= WHAT TO DO =
Pull out every line with the word "vagones".

------------------------

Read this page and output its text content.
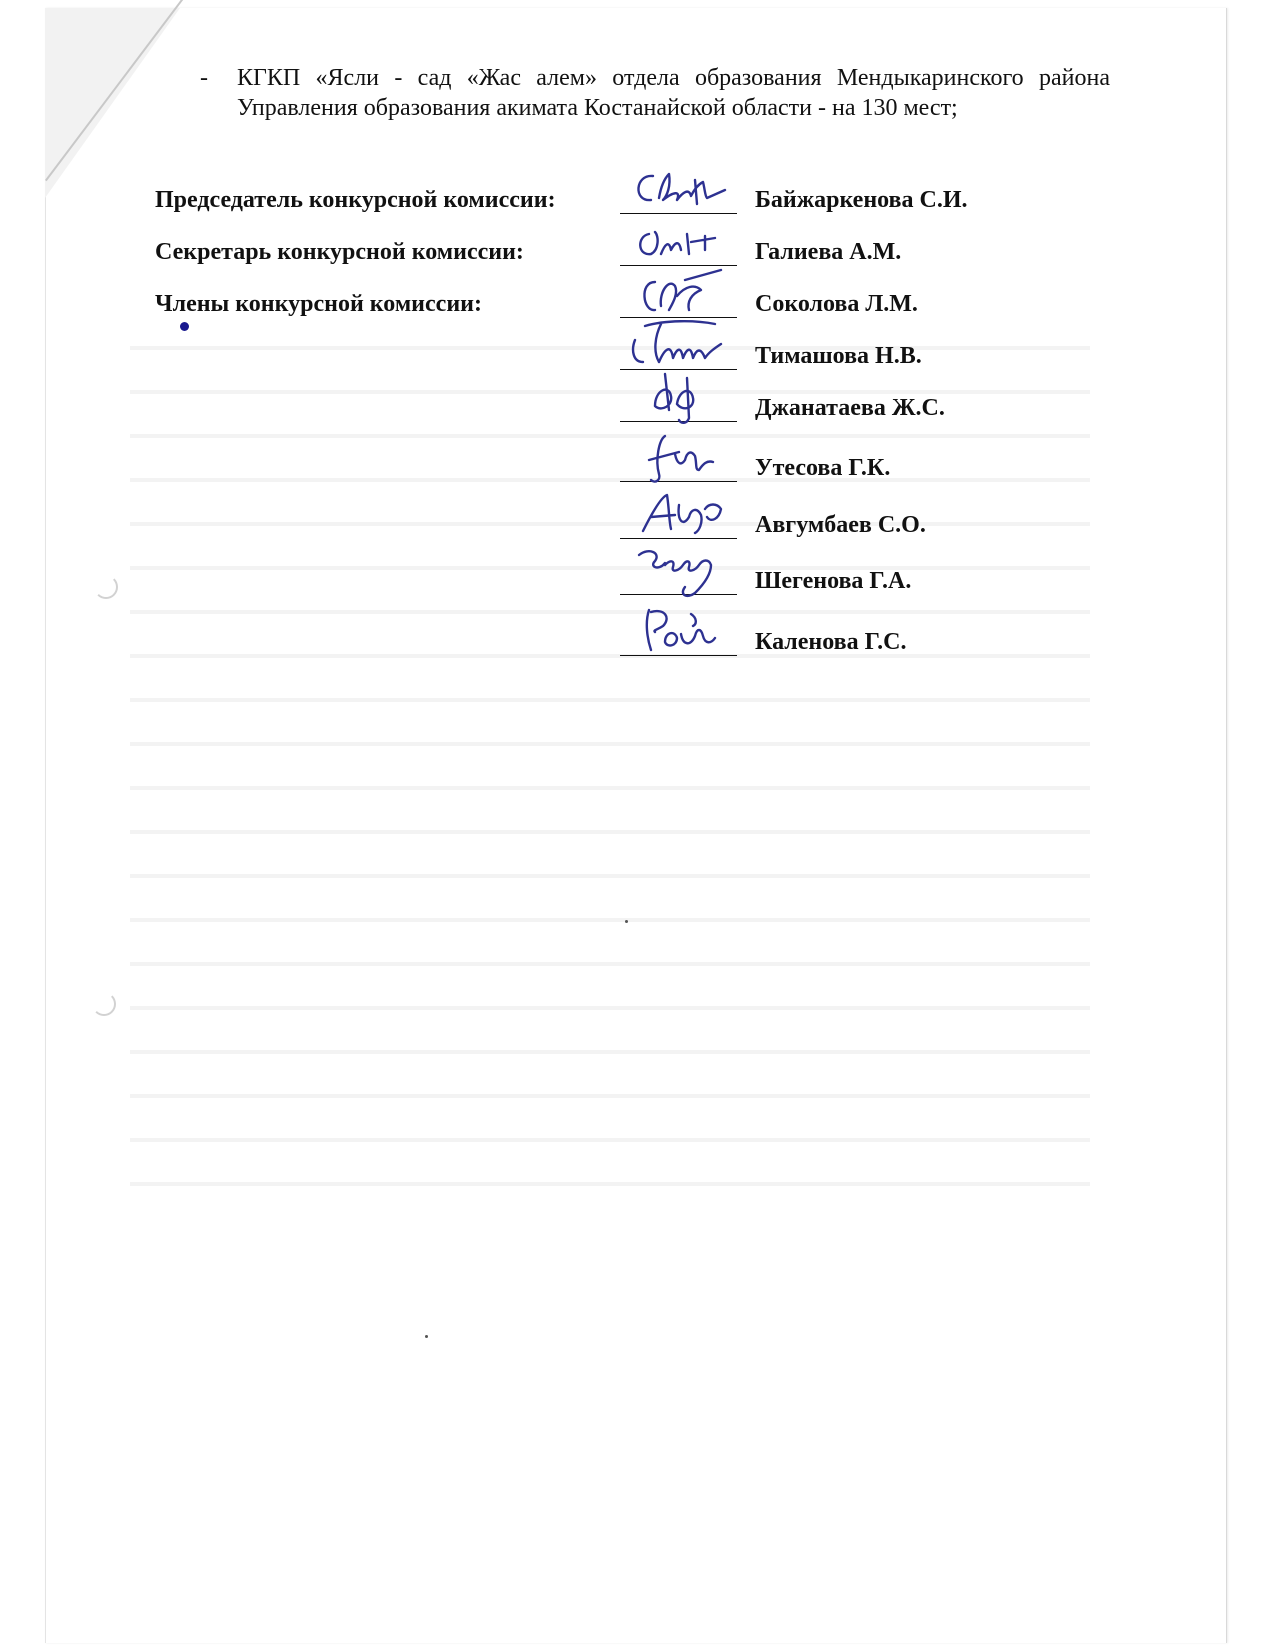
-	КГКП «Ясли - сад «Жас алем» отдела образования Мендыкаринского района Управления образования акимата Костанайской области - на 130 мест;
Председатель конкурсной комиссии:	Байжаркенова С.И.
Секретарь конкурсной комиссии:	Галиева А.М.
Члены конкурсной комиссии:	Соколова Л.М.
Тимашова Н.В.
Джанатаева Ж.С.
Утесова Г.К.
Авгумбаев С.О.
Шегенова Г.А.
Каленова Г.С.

------------------------

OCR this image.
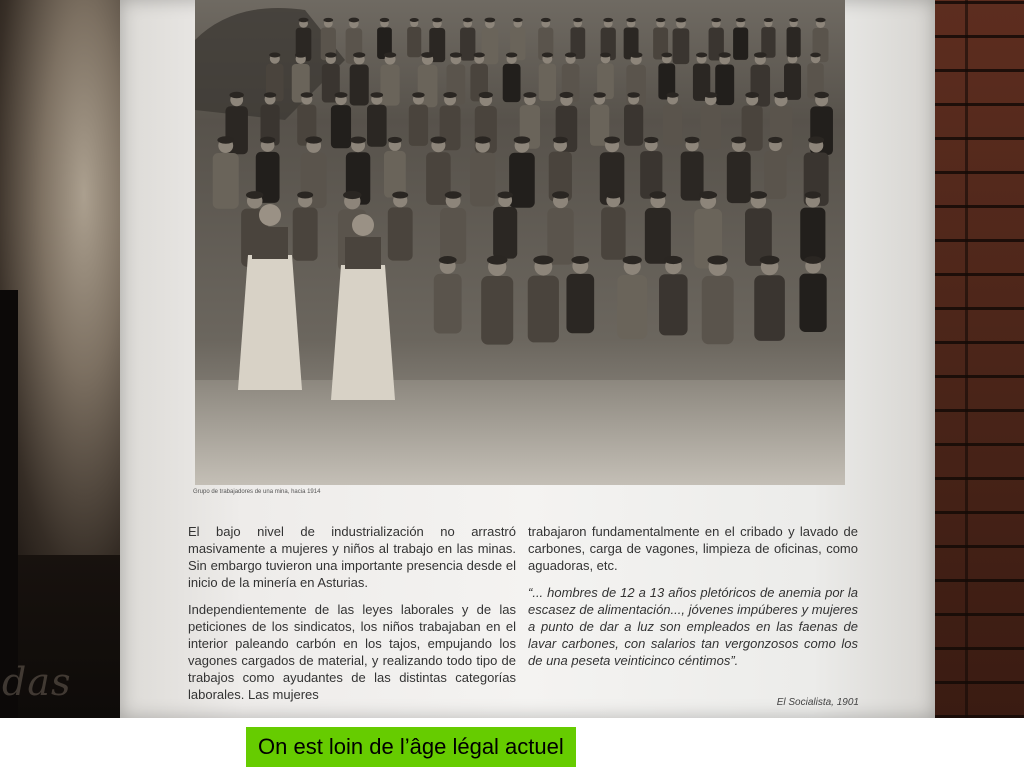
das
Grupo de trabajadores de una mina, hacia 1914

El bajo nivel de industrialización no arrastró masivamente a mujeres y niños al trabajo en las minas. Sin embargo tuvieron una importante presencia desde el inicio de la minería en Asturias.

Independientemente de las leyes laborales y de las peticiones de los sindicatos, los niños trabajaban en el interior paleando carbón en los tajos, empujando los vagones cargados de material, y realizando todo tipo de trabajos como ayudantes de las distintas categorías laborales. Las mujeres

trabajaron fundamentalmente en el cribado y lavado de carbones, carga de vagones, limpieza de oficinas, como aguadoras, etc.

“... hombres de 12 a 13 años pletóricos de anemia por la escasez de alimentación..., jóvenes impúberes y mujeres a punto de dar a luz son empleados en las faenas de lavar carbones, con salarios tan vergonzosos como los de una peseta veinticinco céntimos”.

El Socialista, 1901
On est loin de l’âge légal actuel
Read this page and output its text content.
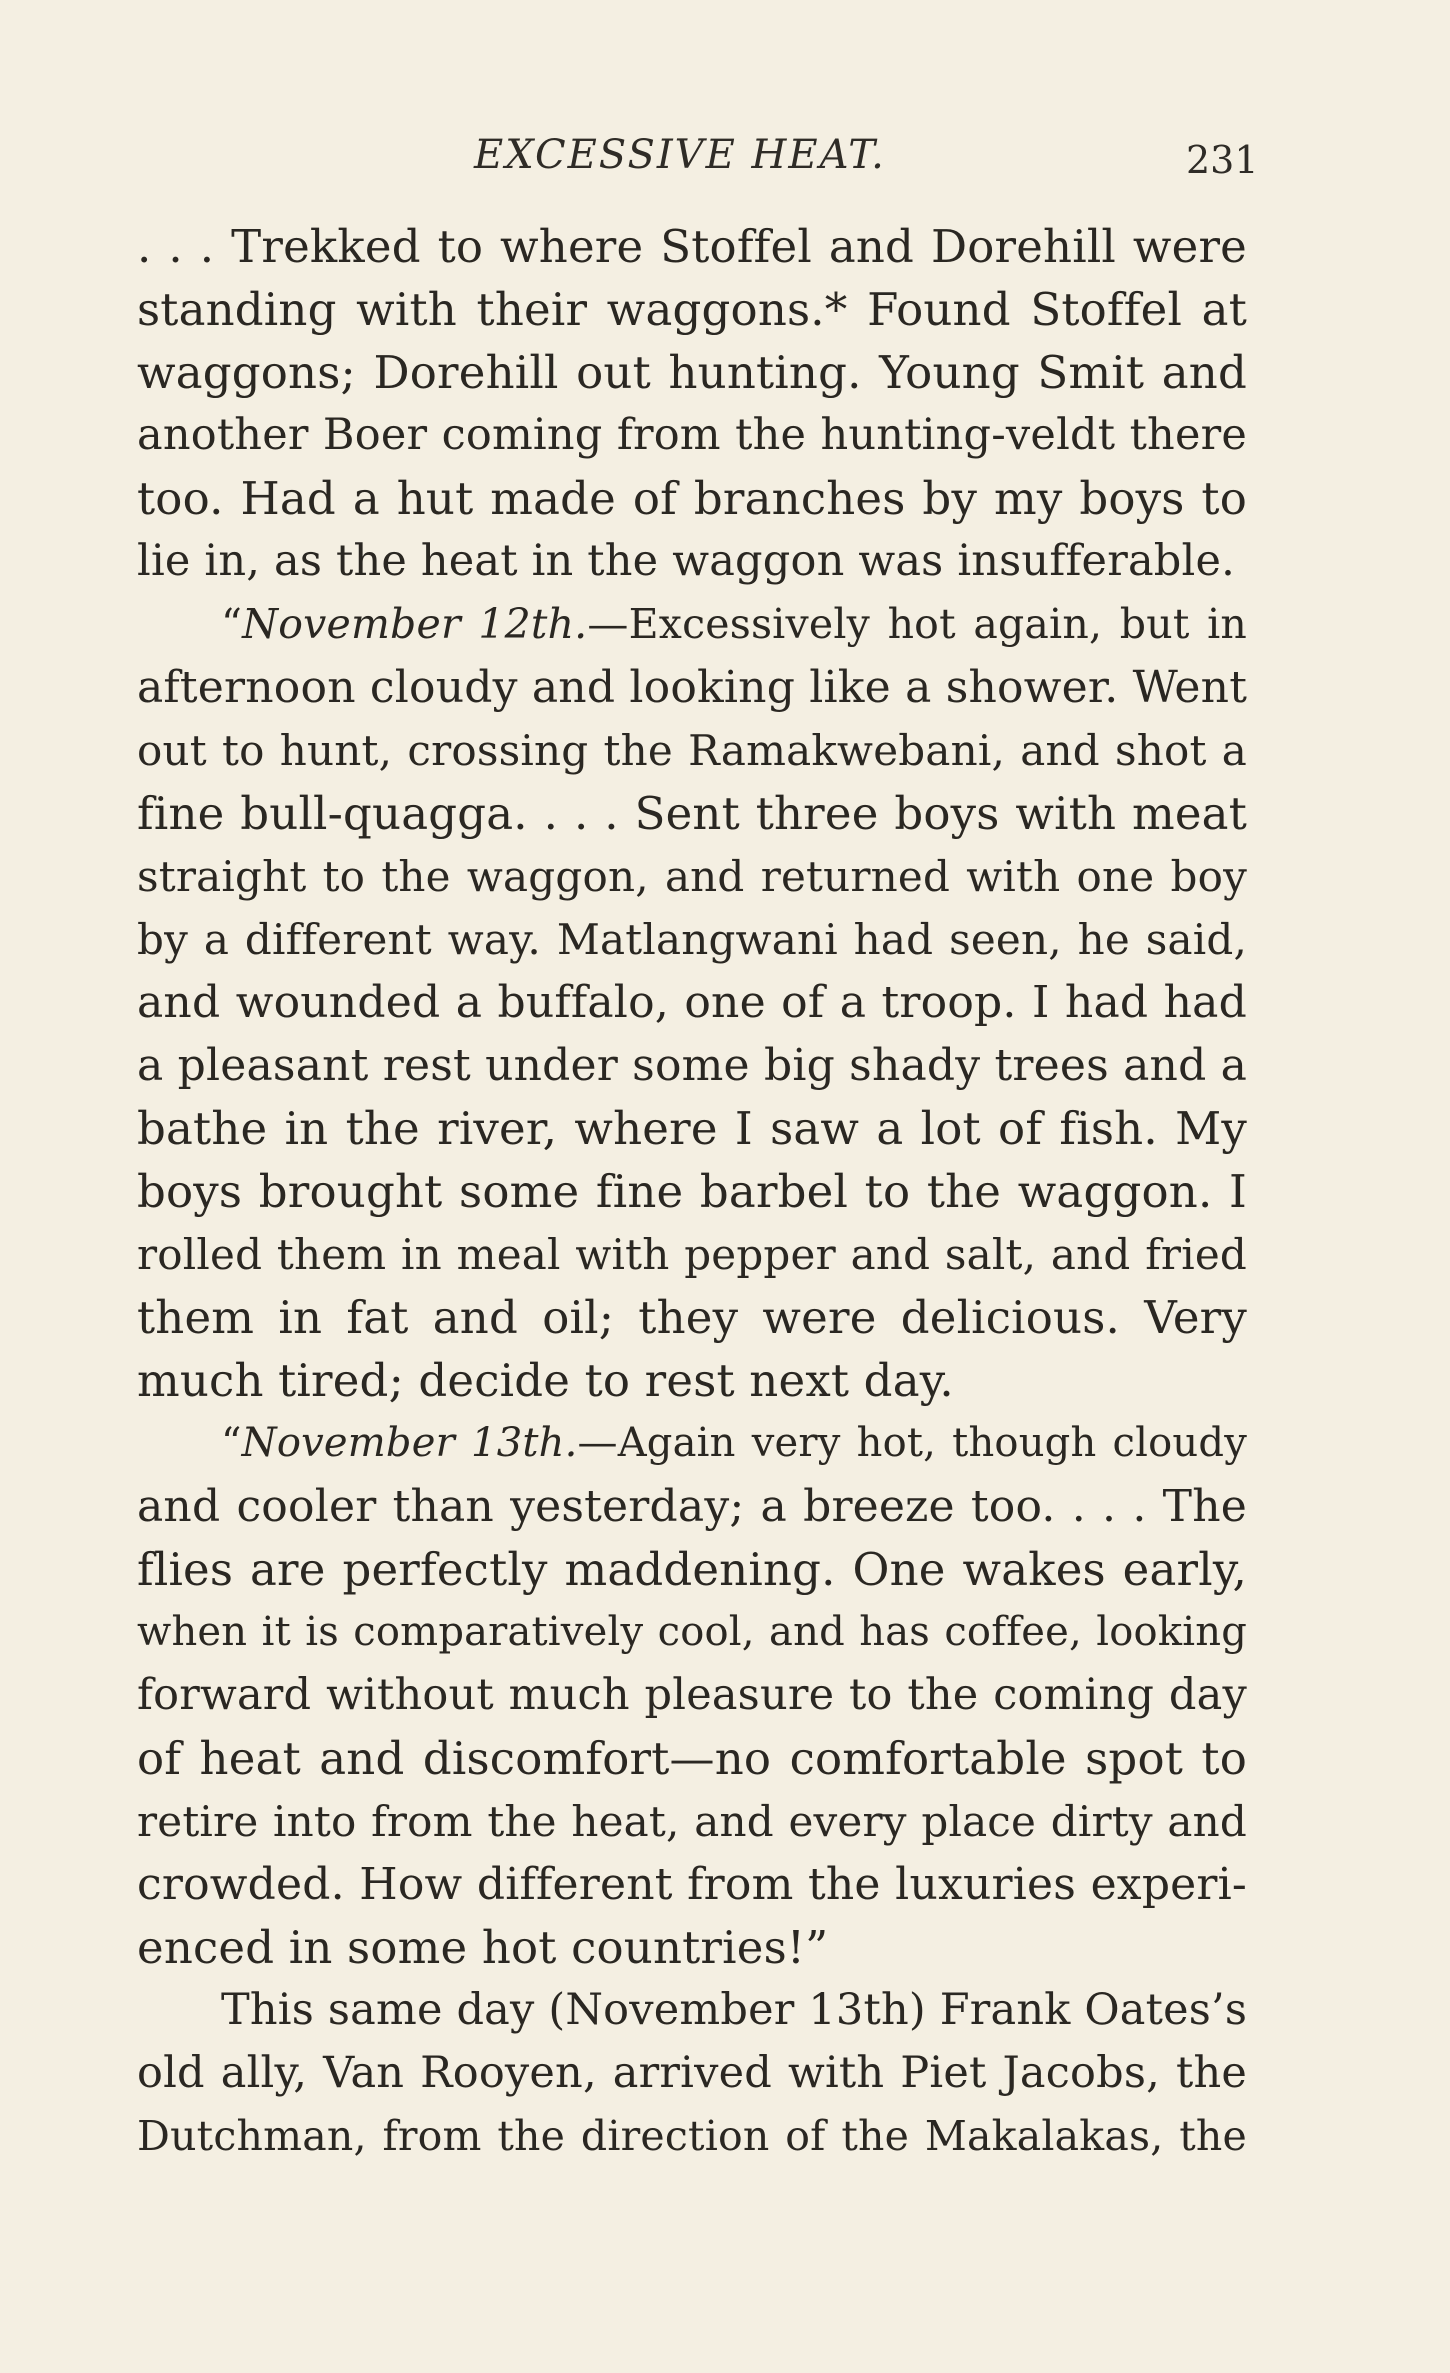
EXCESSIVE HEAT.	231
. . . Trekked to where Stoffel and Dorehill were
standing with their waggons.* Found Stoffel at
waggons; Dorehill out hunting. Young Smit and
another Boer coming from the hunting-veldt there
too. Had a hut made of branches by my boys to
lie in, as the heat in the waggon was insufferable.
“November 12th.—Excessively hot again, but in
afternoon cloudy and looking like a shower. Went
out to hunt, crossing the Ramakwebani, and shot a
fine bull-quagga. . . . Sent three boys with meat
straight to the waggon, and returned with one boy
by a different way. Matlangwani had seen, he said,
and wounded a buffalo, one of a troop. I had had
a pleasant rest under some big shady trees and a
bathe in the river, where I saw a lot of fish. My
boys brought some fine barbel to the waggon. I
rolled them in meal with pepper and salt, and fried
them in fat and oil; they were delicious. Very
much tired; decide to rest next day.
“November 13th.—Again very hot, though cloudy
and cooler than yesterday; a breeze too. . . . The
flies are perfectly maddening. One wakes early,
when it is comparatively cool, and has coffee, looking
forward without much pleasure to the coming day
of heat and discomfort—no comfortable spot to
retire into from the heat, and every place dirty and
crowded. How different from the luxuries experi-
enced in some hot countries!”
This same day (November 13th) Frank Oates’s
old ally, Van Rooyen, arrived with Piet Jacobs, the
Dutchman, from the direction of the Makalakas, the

------------------------

= REPLY TO THE TASK =
Independientemente de las leyes laborales y de las peticiones de los sindicatos, los niños trabajaban en el interior paleando carbón en los tajos, empujando los vagones cargados de material, y realizando todo tipo de trabajos como ayudantes de las distintas categorías laborales. Las mujeres
trabajaron fundamentalmente en el cribado y lavado de carbones, carga de vagones, limpieza de oficinas, como aguadoras, etc.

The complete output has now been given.